* Records shown
************
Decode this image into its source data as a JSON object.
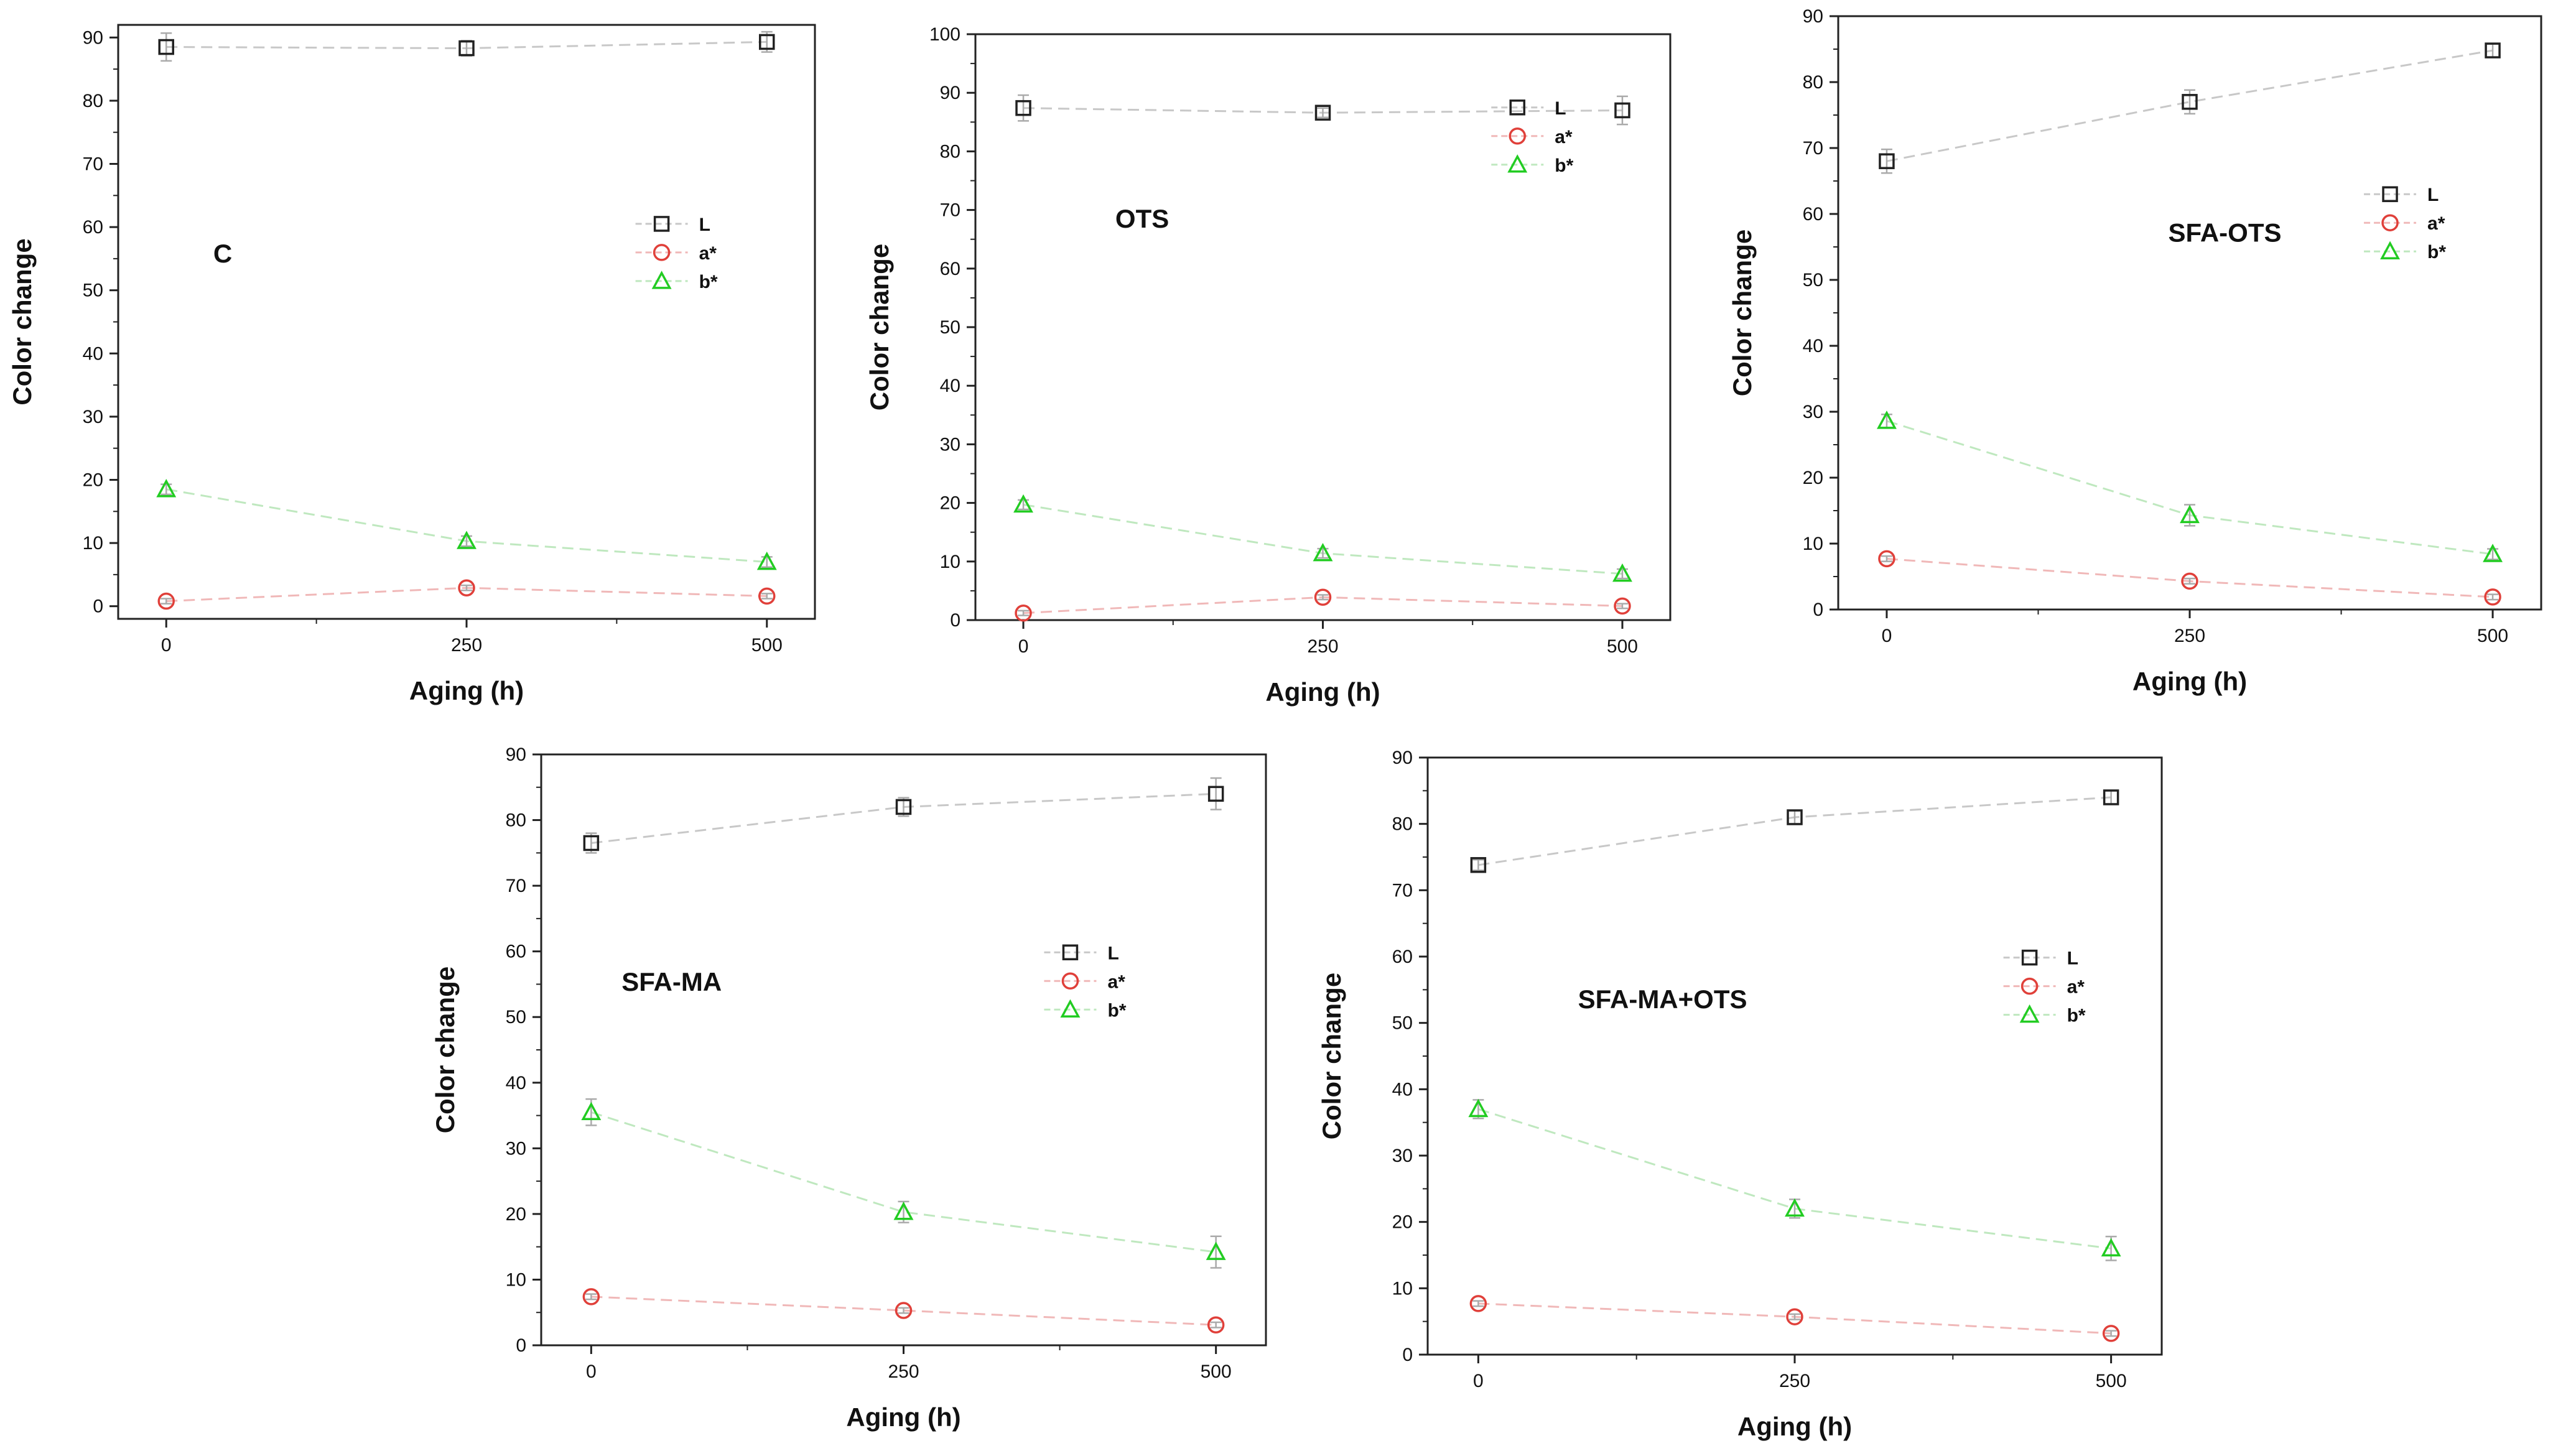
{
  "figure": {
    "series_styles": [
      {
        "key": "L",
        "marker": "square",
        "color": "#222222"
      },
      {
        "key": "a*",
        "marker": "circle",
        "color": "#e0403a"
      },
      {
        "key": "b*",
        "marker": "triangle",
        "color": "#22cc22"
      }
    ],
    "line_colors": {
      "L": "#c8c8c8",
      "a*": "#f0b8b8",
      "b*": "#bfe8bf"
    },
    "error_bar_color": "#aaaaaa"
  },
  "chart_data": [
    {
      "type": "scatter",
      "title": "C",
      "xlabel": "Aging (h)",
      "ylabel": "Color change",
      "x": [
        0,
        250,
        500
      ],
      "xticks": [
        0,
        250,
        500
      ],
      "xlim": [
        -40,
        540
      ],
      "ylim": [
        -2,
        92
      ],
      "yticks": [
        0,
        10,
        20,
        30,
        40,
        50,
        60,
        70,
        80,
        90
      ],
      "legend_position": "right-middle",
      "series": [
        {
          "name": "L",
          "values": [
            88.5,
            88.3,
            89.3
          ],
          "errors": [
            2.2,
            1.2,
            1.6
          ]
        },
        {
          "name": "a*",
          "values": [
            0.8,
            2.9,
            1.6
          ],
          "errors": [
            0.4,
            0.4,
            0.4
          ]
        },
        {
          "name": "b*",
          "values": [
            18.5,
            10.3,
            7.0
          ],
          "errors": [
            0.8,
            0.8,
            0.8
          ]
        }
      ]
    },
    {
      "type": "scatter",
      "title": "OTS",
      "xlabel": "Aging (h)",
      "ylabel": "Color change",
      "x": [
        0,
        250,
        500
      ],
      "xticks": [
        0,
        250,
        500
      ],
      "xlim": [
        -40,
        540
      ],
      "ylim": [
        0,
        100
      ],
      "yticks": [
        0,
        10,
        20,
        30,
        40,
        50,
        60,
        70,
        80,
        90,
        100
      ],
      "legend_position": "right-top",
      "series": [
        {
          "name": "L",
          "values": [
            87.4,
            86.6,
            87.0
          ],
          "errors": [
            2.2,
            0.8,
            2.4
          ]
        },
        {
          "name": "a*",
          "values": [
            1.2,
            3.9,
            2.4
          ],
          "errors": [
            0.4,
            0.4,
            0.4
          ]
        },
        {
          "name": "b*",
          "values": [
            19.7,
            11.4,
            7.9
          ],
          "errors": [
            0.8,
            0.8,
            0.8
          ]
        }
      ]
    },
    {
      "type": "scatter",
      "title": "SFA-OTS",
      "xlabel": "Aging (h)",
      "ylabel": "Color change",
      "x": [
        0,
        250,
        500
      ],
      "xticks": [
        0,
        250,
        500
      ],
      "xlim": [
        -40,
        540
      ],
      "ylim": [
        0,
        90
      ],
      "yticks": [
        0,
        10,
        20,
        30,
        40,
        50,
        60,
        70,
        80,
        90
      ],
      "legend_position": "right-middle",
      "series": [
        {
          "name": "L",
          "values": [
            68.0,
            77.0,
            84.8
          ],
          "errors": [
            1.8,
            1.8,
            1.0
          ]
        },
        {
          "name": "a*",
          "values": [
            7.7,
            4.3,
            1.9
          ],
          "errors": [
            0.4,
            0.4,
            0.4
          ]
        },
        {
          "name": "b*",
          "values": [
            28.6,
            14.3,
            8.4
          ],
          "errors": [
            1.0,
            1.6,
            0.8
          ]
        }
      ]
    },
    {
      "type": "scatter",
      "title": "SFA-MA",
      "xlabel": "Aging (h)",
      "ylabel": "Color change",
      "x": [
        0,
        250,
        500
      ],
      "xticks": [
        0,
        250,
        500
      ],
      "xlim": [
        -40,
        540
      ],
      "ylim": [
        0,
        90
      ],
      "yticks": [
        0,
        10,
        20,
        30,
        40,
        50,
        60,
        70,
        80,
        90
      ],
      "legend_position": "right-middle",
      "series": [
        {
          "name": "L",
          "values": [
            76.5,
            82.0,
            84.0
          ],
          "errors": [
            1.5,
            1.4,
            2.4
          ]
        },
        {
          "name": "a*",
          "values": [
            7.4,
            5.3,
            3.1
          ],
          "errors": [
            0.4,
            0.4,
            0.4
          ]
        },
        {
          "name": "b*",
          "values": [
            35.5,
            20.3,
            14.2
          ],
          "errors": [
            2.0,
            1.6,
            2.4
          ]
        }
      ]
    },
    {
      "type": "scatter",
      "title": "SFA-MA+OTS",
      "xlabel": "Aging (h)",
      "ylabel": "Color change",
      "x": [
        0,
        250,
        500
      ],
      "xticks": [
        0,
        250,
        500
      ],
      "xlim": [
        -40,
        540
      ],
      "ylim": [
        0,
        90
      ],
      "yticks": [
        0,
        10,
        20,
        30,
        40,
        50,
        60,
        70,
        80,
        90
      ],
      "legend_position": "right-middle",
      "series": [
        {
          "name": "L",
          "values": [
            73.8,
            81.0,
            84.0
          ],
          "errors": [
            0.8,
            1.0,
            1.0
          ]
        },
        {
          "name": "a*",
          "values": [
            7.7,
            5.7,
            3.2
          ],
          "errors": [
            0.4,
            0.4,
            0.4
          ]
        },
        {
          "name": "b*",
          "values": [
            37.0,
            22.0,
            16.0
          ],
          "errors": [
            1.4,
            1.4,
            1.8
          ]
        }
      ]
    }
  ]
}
************
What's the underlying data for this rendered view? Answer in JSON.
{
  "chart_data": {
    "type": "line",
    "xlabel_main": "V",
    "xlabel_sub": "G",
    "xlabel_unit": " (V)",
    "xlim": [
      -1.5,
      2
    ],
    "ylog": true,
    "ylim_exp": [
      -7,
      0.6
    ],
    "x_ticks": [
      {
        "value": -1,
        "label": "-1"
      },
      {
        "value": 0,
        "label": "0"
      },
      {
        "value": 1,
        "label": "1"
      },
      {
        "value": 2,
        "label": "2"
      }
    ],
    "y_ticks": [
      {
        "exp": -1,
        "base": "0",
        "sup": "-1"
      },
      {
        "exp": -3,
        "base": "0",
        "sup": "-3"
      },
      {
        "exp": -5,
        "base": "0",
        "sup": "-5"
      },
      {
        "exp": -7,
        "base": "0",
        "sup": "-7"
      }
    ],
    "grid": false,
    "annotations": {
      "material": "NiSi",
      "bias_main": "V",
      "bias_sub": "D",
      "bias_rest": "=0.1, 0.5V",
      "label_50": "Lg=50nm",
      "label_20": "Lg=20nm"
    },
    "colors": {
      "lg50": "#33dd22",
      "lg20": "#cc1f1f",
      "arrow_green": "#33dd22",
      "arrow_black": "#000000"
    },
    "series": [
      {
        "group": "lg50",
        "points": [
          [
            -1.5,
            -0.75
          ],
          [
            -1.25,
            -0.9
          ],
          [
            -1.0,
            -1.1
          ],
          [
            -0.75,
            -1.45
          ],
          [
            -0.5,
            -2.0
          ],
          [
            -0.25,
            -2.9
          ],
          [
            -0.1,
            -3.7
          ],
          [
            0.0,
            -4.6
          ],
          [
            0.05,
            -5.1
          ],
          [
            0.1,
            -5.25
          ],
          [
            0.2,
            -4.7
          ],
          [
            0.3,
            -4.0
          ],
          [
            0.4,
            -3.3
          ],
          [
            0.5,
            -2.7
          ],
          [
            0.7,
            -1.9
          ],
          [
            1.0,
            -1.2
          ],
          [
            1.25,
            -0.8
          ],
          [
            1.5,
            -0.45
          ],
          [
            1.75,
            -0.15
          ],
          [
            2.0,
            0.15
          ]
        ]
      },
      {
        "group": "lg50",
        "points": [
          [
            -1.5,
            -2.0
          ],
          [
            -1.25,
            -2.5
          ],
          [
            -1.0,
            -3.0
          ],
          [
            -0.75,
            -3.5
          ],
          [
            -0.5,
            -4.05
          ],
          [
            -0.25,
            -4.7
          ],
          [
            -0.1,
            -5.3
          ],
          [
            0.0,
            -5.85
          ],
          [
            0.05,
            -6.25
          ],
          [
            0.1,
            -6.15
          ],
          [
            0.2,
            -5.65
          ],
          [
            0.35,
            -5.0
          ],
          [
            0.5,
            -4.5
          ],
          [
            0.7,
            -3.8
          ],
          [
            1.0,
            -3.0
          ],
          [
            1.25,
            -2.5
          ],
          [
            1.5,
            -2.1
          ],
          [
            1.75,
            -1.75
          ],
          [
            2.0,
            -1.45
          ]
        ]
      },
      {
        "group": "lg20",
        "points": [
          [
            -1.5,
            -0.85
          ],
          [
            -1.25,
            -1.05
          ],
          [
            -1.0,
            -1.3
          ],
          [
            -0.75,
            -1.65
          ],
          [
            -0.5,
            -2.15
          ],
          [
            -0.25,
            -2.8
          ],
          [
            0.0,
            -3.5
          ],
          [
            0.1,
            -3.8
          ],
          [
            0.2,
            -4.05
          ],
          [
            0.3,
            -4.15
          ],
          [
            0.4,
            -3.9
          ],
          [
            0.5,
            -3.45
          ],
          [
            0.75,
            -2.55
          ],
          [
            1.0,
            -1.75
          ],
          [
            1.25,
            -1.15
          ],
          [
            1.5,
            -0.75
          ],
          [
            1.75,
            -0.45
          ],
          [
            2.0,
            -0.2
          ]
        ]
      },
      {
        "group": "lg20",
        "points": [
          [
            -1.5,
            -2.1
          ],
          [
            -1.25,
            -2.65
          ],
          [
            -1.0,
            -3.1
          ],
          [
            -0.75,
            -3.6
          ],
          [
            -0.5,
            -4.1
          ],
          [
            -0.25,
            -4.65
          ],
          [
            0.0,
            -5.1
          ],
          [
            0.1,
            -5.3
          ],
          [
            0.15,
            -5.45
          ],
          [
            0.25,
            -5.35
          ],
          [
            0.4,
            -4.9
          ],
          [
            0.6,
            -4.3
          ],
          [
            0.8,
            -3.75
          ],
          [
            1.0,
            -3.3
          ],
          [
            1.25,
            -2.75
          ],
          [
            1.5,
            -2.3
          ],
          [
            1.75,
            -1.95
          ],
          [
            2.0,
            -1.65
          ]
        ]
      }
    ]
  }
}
************
* What you need to do
Pull out all lines in the data above that include "this".

* Full response
Decode this image into its source data as a JSON object.
What's the underlying data for this rendered view? Answer in JSON.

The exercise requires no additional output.